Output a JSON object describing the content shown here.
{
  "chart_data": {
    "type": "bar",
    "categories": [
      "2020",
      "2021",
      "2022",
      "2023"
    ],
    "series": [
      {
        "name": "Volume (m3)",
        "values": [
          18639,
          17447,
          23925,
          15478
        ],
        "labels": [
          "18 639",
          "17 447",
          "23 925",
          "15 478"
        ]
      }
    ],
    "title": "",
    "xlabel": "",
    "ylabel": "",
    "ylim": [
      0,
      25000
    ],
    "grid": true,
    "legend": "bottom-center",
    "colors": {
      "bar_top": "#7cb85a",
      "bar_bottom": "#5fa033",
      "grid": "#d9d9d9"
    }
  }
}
────────────────────────────────────────
DO THIS: Give back all the data exactly as written.

FINAL ANSWER:
Output a JSON object describing the content shown here.
{
  "chart_data": {
    "type": "bar",
    "categories": [
      "2020",
      "2021",
      "2022",
      "2023"
    ],
    "series": [
      {
        "name": "Volume (m3)",
        "values": [
          18639,
          17447,
          23925,
          15478
        ],
        "labels": [
          "18 639",
          "17 447",
          "23 925",
          "15 478"
        ]
      }
    ],
    "title": "",
    "xlabel": "",
    "ylabel": "",
    "ylim": [
      0,
      25000
    ],
    "grid": true,
    "legend": "bottom-center",
    "colors": {
      "bar_top": "#7cb85a",
      "bar_bottom": "#5fa033",
      "grid": "#d9d9d9"
    }
  }
}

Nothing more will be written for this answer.